Problem details: Go through the material below and copy all lines with "jarayonlarni".

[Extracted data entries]
********

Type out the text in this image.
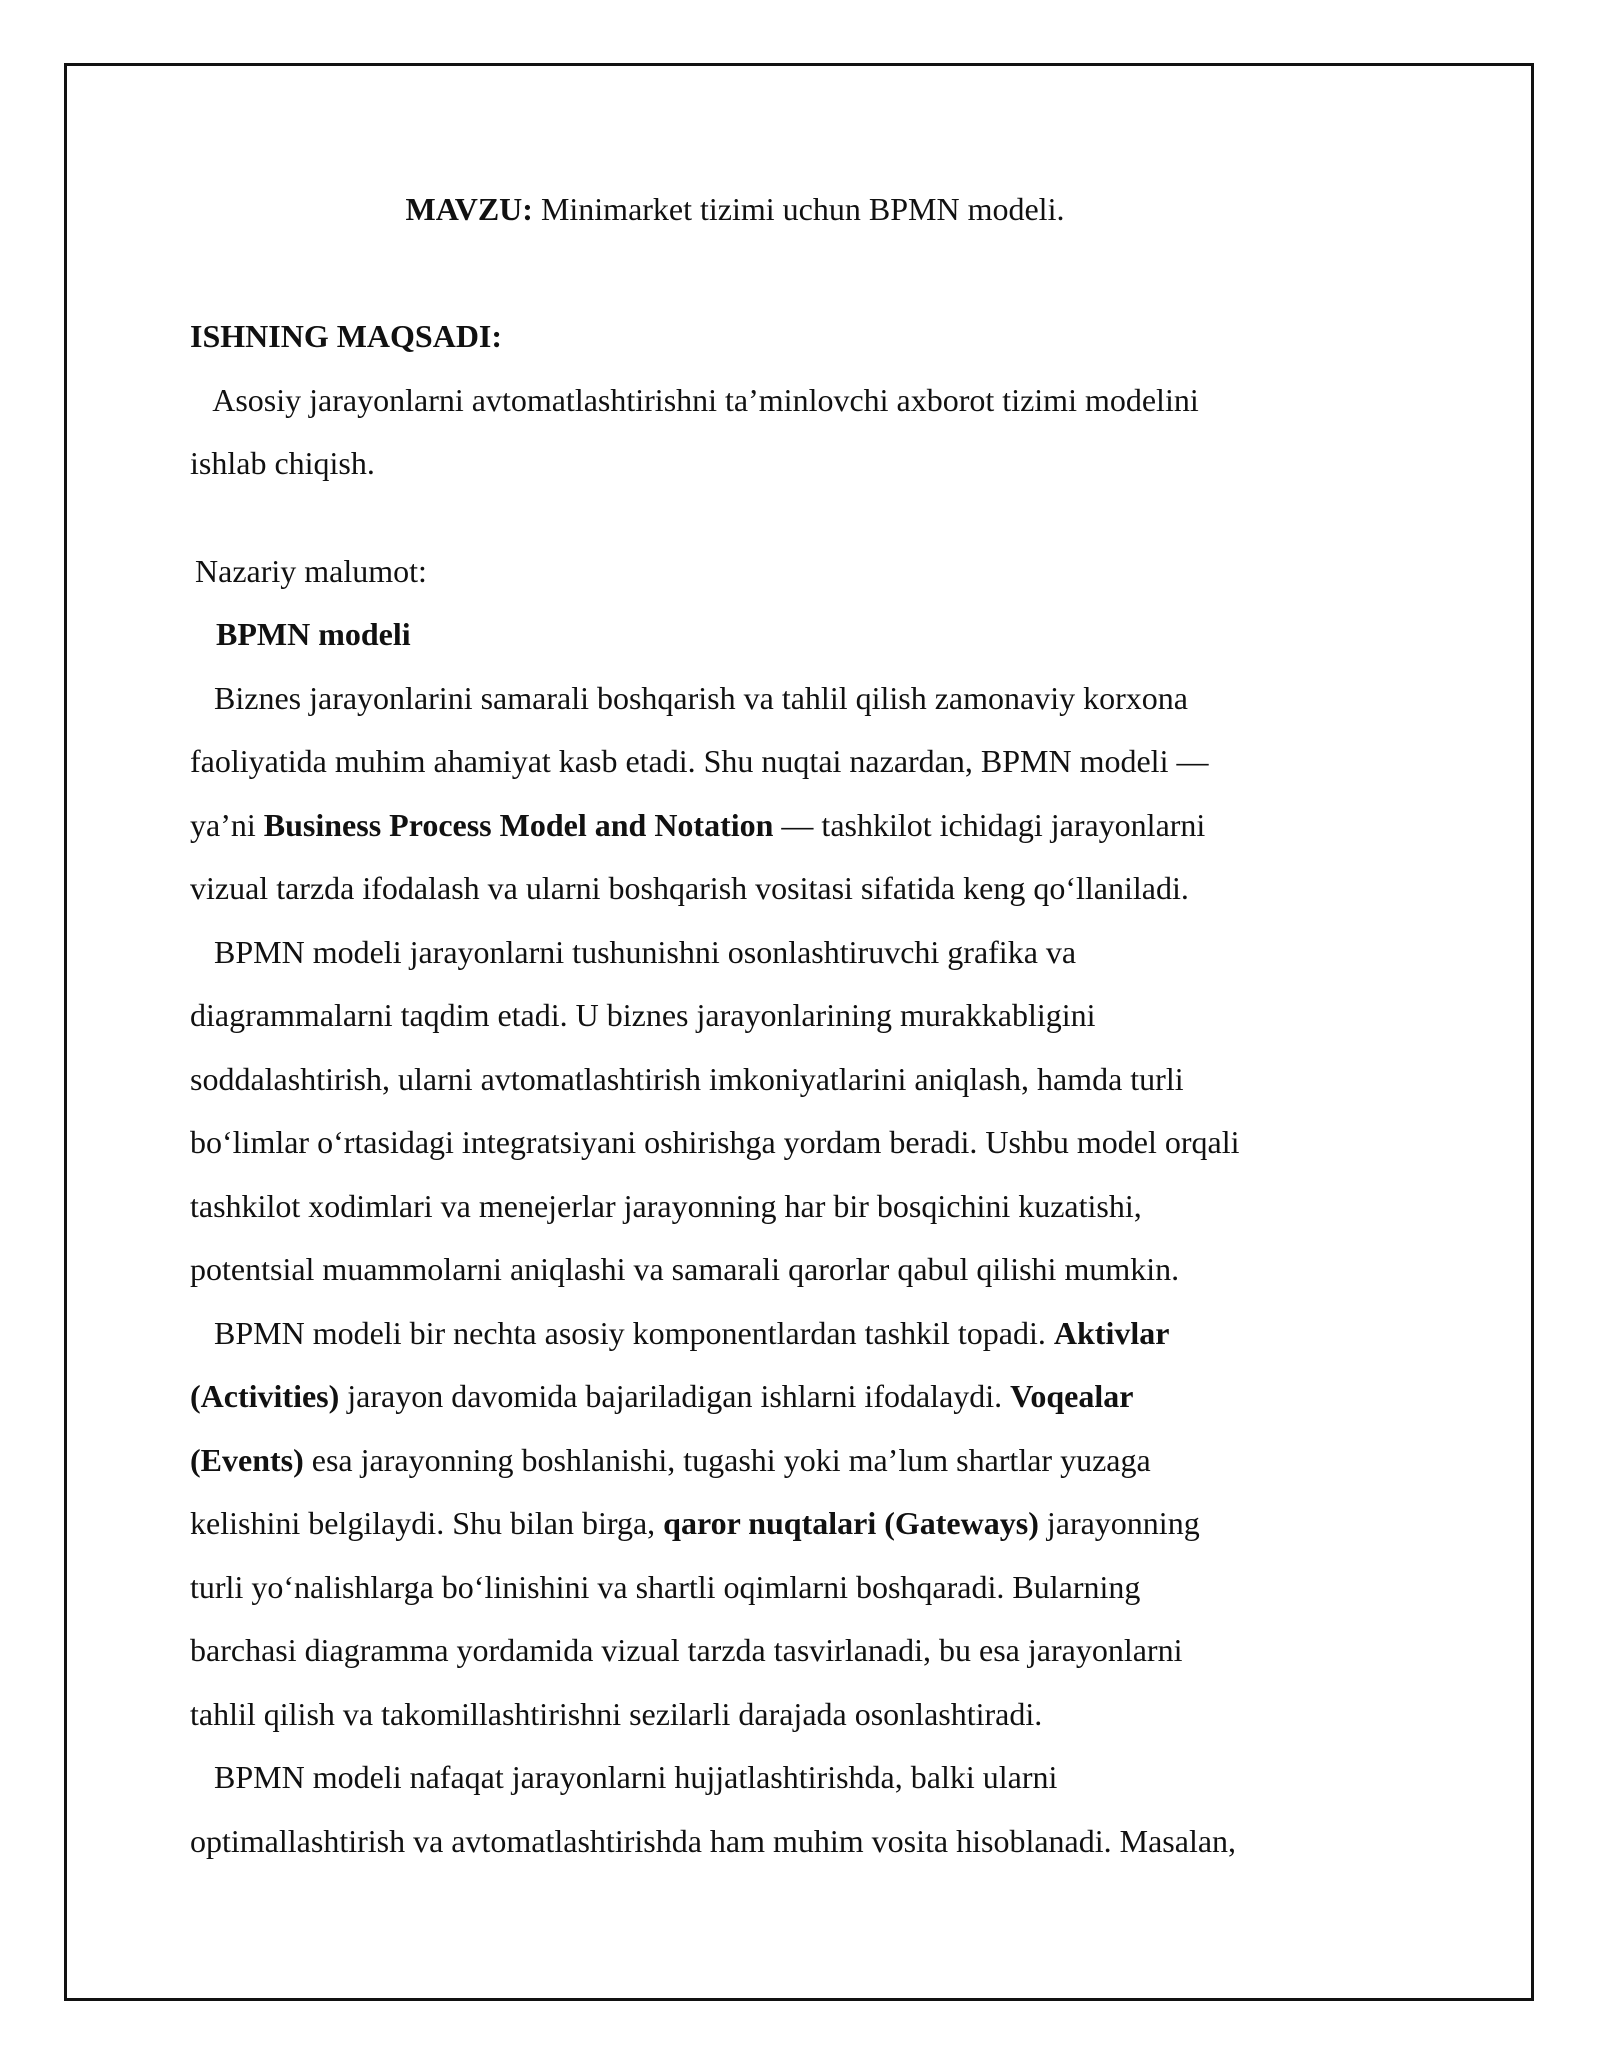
MAVZU: Minimarket tizimi uchun BPMN modeli.
ISHNING MAQSADI:
Asosiy jarayonlarni avtomatlashtirishni ta’minlovchi axborot tizimi modelini
ishlab chiqish.
Nazariy malumot:
BPMN modeli
Biznes jarayonlarini samarali boshqarish va tahlil qilish zamonaviy korxona
faoliyatida muhim ahamiyat kasb etadi. Shu nuqtai nazardan, BPMN modeli —
ya’ni Business Process Model and Notation — tashkilot ichidagi jarayonlarni
vizual tarzda ifodalash va ularni boshqarish vositasi sifatida keng qo‘llaniladi.
BPMN modeli jarayonlarni tushunishni osonlashtiruvchi grafika va
diagrammalarni taqdim etadi. U biznes jarayonlarining murakkabligini
soddalashtirish, ularni avtomatlashtirish imkoniyatlarini aniqlash, hamda turli
bo‘limlar o‘rtasidagi integratsiyani oshirishga yordam beradi. Ushbu model orqali
tashkilot xodimlari va menejerlar jarayonning har bir bosqichini kuzatishi,
potentsial muammolarni aniqlashi va samarali qarorlar qabul qilishi mumkin.
BPMN modeli bir nechta asosiy komponentlardan tashkil topadi. Aktivlar
(Activities) jarayon davomida bajariladigan ishlarni ifodalaydi. Voqealar
(Events) esa jarayonning boshlanishi, tugashi yoki ma’lum shartlar yuzaga
kelishini belgilaydi. Shu bilan birga, qaror nuqtalari (Gateways) jarayonning
turli yo‘nalishlarga bo‘linishini va shartli oqimlarni boshqaradi. Bularning
barchasi diagramma yordamida vizual tarzda tasvirlanadi, bu esa jarayonlarni
tahlil qilish va takomillashtirishni sezilarli darajada osonlashtiradi.
BPMN modeli nafaqat jarayonlarni hujjatlashtirishda, balki ularni
optimallashtirish va avtomatlashtirishda ham muhim vosita hisoblanadi. Masalan,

********

Written solution:
Asosiy jarayonlarni avtomatlashtirishni ta’minlovchi axborot tizimi modelini
ya’ni Business Process Model and Notation — tashkilot ichidagi jarayonlarni
BPMN modeli jarayonlarni tushunishni osonlashtiruvchi grafika va
barchasi diagramma yordamida vizual tarzda tasvirlanadi, bu esa jarayonlarni
BPMN modeli nafaqat jarayonlarni hujjatlashtirishda, balki ularni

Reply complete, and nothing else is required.